Work required:
Output the material below in full, exactly as it is.
___ Material to process ___
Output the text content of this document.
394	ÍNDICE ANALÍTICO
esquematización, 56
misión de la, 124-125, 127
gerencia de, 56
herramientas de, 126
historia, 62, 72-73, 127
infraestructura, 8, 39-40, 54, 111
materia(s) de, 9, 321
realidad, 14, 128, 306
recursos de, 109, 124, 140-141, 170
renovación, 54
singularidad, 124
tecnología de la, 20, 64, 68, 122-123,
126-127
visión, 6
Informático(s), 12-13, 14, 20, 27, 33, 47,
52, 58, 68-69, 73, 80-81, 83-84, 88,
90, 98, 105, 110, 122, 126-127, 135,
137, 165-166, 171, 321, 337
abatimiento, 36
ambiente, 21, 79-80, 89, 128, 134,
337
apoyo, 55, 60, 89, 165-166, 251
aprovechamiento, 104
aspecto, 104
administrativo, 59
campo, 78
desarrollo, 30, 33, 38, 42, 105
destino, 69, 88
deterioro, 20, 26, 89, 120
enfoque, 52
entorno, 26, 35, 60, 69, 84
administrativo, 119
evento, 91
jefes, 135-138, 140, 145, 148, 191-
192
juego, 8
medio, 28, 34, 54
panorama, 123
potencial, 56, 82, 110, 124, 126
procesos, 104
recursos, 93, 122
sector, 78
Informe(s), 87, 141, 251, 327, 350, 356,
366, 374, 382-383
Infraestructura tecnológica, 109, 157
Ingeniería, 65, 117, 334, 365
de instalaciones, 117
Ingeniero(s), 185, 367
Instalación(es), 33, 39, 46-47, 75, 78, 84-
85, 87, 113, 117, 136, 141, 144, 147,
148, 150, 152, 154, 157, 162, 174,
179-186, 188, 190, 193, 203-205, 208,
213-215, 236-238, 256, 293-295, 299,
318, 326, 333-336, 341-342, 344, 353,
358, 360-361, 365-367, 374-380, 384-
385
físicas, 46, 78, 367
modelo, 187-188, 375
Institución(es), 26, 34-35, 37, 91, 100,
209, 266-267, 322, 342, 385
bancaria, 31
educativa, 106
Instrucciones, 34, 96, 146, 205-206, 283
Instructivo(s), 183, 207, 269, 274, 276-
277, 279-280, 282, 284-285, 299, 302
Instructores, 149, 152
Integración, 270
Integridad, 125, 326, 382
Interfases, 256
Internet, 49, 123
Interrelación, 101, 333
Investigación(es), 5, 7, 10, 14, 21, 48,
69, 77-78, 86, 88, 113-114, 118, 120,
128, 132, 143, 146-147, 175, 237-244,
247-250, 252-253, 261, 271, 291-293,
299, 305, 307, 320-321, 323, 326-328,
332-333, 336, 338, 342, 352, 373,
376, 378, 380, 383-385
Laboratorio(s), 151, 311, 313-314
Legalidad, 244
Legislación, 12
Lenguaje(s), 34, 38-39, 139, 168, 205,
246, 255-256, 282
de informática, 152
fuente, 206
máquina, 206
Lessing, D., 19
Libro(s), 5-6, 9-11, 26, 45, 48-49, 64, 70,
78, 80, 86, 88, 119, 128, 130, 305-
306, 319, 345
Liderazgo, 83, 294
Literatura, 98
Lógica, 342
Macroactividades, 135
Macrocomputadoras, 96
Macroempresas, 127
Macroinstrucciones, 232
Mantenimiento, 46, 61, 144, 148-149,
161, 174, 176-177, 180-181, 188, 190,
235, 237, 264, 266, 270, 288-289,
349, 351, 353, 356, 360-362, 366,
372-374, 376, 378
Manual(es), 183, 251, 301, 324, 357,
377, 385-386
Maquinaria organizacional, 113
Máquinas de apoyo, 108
___
Answer to the problem:
Output the text content of this document.
394	ÍNDICE ANALÍTICO
esquematización, 56
misión de la, 124-125, 127
gerencia de, 56
herramientas de, 126
historia, 62, 72-73, 127
infraestructura, 8, 39-40, 54, 111
materia(s) de, 9, 321
realidad, 14, 128, 306
recursos de, 109, 124, 140-141, 170
renovación, 54
singularidad, 124
tecnología de la, 20, 64, 68, 122-123,
126-127
visión, 6
Informático(s), 12-13, 14, 20, 27, 33, 47,
52, 58, 68-69, 73, 80-81, 83-84, 88,
90, 98, 105, 110, 122, 126-127, 135,
137, 165-166, 171, 321, 337
abatimiento, 36
ambiente, 21, 79-80, 89, 128, 134,
337
apoyo, 55, 60, 89, 165-166, 251
aprovechamiento, 104
aspecto, 104
administrativo, 59
campo, 78
desarrollo, 30, 33, 38, 42, 105
destino, 69, 88
deterioro, 20, 26, 89, 120
enfoque, 52
entorno, 26, 35, 60, 69, 84
administrativo, 119
evento, 91
jefes, 135-138, 140, 145, 148, 191-
192
juego, 8
medio, 28, 34, 54
panorama, 123
potencial, 56, 82, 110, 124, 126
procesos, 104
recursos, 93, 122
sector, 78
Informe(s), 87, 141, 251, 327, 350, 356,
366, 374, 382-383
Infraestructura tecnológica, 109, 157
Ingeniería, 65, 117, 334, 365
de instalaciones, 117
Ingeniero(s), 185, 367
Instalación(es), 33, 39, 46-47, 75, 78, 84-
85, 87, 113, 117, 136, 141, 144, 147,
148, 150, 152, 154, 157, 162, 174,
179-186, 188, 190, 193, 203-205, 208,
213-215, 236-238, 256, 293-295, 299,
318, 326, 333-336, 341-342, 344, 353,
358, 360-361, 365-367, 374-380, 384-
385
físicas, 46, 78, 367
modelo, 187-188, 375
Institución(es), 26, 34-35, 37, 91, 100,
209, 266-267, 322, 342, 385
bancaria, 31
educativa, 106
Instrucciones, 34, 96, 146, 205-206, 283
Instructivo(s), 183, 207, 269, 274, 276-
277, 279-280, 282, 284-285, 299, 302
Instructores, 149, 152
Integración, 270
Integridad, 125, 326, 382
Interfases, 256
Internet, 49, 123
Interrelación, 101, 333
Investigación(es), 5, 7, 10, 14, 21, 48,
69, 77-78, 86, 88, 113-114, 118, 120,
128, 132, 143, 146-147, 175, 237-244,
247-250, 252-253, 261, 271, 291-293,
299, 305, 307, 320-321, 323, 326-328,
332-333, 336, 338, 342, 352, 373,
376, 378, 380, 383-385
Laboratorio(s), 151, 311, 313-314
Legalidad, 244
Legislación, 12
Lenguaje(s), 34, 38-39, 139, 168, 205,
246, 255-256, 282
de informática, 152
fuente, 206
máquina, 206
Lessing, D., 19
Libro(s), 5-6, 9-11, 26, 45, 48-49, 64, 70,
78, 80, 86, 88, 119, 128, 130, 305-
306, 319, 345
Liderazgo, 83, 294
Literatura, 98
Lógica, 342
Macroactividades, 135
Macrocomputadoras, 96
Macroempresas, 127
Macroinstrucciones, 232
Mantenimiento, 46, 61, 144, 148-149,
161, 174, 176-177, 180-181, 188, 190,
235, 237, 264, 266, 270, 288-289,
349, 351, 353, 356, 360-362, 366,
372-374, 376, 378
Manual(es), 183, 251, 301, 324, 357,
377, 385-386
Maquinaria organizacional, 113
Máquinas de apoyo, 108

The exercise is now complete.